#### [What you have to do]
Identify every line containing the word "data" and reproduce each one.

▶

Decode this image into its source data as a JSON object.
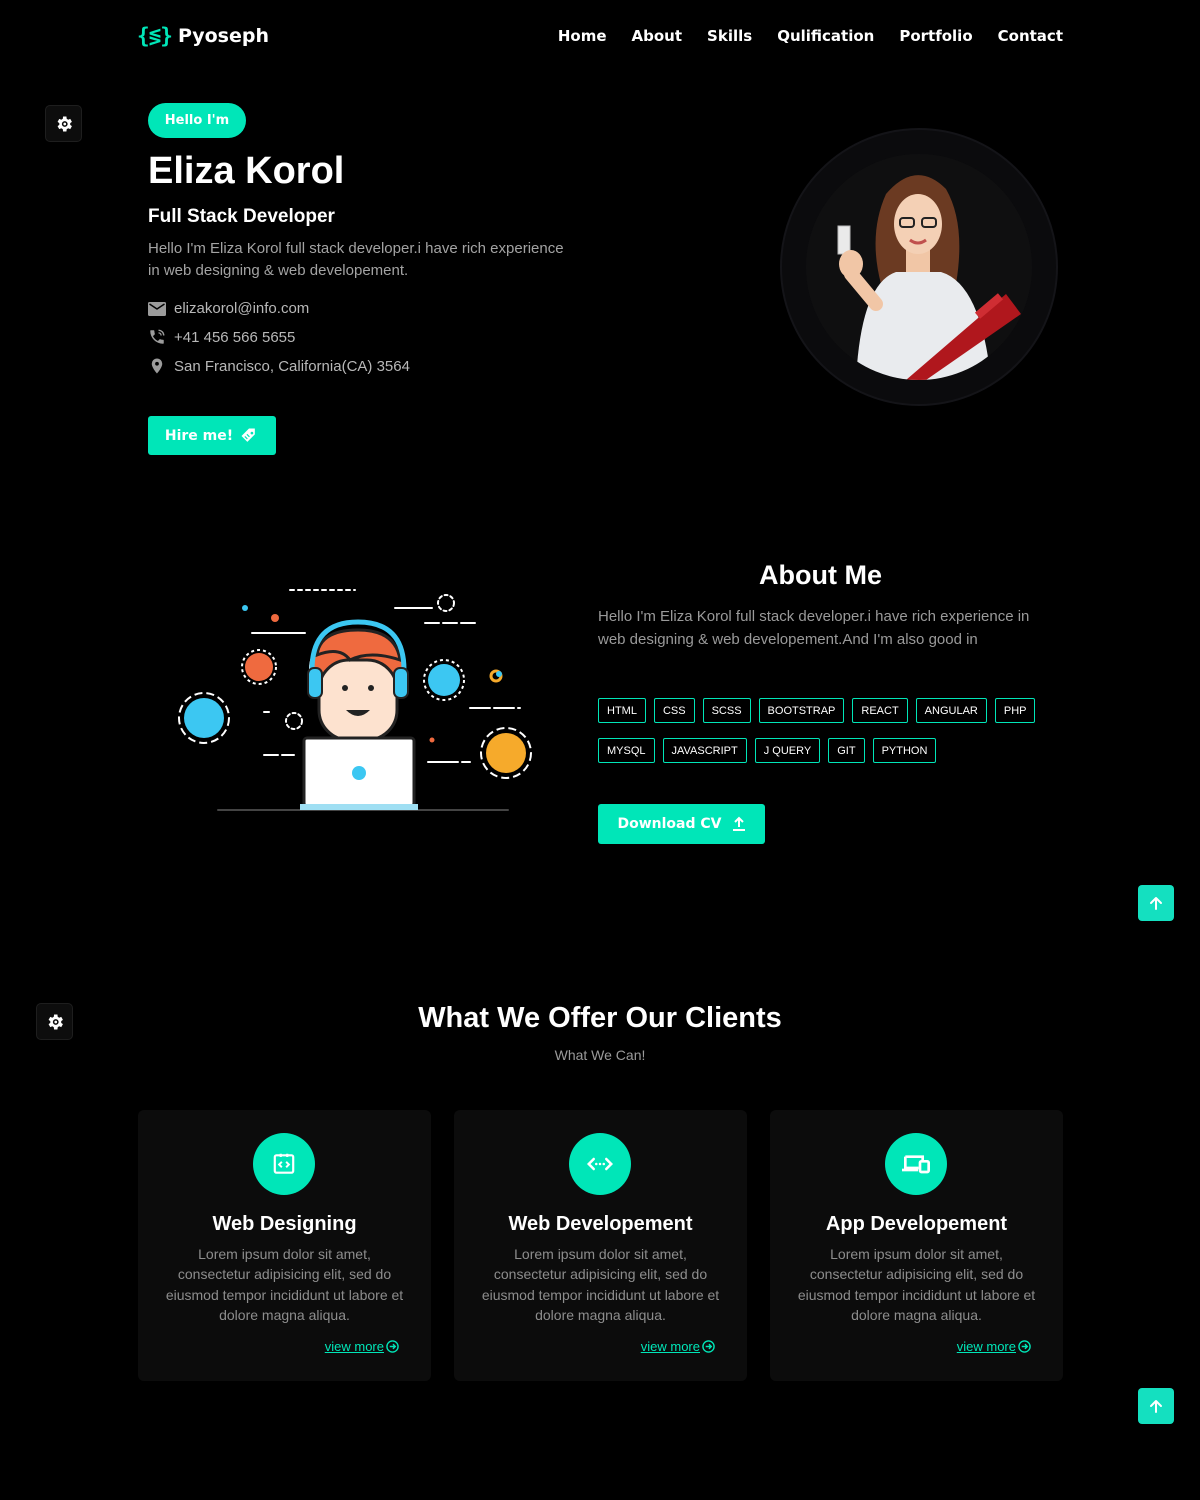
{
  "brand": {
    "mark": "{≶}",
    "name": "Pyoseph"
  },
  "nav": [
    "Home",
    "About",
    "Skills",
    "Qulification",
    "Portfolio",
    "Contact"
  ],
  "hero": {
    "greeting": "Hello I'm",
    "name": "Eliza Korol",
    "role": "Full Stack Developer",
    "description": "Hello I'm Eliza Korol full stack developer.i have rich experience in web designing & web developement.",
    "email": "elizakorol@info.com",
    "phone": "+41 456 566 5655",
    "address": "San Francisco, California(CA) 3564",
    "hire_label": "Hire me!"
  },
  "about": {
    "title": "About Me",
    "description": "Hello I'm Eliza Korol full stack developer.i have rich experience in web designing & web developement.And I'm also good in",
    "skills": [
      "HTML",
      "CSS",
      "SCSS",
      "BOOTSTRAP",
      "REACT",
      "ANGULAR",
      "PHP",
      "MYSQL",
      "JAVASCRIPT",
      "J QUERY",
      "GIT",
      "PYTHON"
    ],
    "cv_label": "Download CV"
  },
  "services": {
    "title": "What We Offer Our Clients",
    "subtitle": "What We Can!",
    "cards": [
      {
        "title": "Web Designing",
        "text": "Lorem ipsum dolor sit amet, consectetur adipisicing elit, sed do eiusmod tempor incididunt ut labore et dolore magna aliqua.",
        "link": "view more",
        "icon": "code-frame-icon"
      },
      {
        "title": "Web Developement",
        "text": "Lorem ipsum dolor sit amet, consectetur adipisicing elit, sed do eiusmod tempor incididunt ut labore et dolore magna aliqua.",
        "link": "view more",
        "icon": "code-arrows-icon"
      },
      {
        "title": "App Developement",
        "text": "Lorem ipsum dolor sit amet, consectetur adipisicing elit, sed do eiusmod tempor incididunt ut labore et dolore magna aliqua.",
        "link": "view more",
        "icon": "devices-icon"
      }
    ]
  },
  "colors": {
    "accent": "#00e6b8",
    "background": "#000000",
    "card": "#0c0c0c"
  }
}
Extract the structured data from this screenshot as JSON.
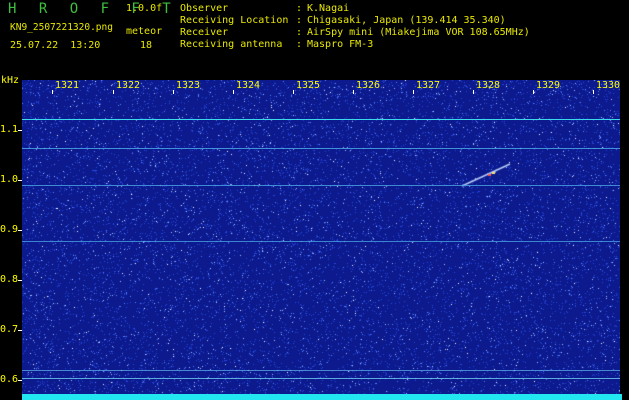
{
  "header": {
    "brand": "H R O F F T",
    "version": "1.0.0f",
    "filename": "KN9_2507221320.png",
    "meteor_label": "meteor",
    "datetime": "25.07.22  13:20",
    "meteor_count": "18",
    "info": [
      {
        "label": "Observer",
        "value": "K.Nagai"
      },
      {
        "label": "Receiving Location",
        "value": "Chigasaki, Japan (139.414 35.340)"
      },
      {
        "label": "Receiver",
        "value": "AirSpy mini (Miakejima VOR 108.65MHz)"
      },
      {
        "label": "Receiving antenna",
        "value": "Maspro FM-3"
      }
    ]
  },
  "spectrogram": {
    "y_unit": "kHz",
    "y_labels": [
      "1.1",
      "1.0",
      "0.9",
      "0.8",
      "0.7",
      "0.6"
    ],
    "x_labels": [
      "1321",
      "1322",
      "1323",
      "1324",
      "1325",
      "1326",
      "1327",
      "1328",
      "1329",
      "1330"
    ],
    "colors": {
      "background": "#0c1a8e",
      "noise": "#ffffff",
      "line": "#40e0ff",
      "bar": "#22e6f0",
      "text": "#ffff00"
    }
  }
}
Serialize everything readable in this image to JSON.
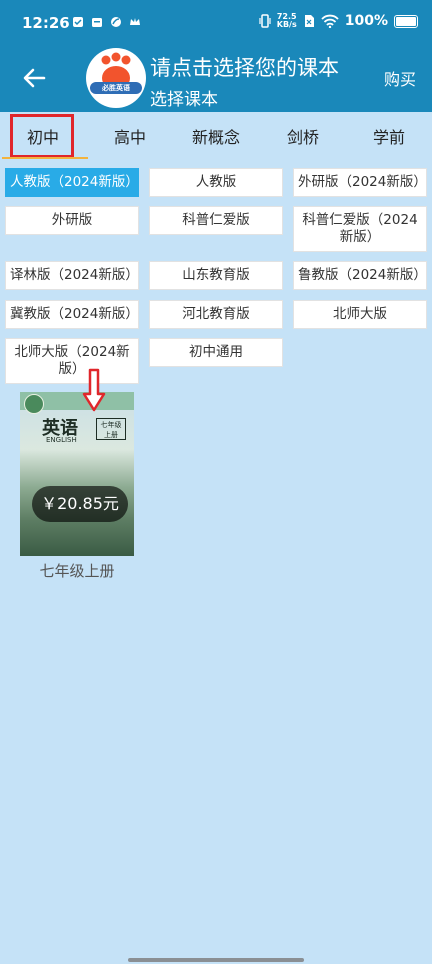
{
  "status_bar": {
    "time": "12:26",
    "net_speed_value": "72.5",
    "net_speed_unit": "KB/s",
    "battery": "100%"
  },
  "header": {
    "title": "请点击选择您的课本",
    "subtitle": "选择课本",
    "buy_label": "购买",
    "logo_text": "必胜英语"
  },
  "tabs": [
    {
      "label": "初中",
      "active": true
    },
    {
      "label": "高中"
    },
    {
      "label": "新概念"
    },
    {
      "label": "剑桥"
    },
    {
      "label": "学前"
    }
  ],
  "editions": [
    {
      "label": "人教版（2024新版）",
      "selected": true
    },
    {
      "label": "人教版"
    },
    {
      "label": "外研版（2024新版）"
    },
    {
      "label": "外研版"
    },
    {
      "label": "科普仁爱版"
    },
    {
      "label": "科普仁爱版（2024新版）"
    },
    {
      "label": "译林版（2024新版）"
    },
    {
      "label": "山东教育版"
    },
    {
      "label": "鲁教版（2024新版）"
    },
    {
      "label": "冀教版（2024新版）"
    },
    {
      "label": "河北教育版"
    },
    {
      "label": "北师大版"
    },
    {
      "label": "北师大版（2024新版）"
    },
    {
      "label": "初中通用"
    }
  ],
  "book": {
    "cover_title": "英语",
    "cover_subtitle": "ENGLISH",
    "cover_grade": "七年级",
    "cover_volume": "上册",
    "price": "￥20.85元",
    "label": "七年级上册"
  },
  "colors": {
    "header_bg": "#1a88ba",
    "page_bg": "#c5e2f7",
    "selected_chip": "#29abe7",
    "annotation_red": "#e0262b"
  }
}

◀

#### [Written response]
Decode this image into its source data as a JSON object.
Extract the structured data from this screenshot as JSON.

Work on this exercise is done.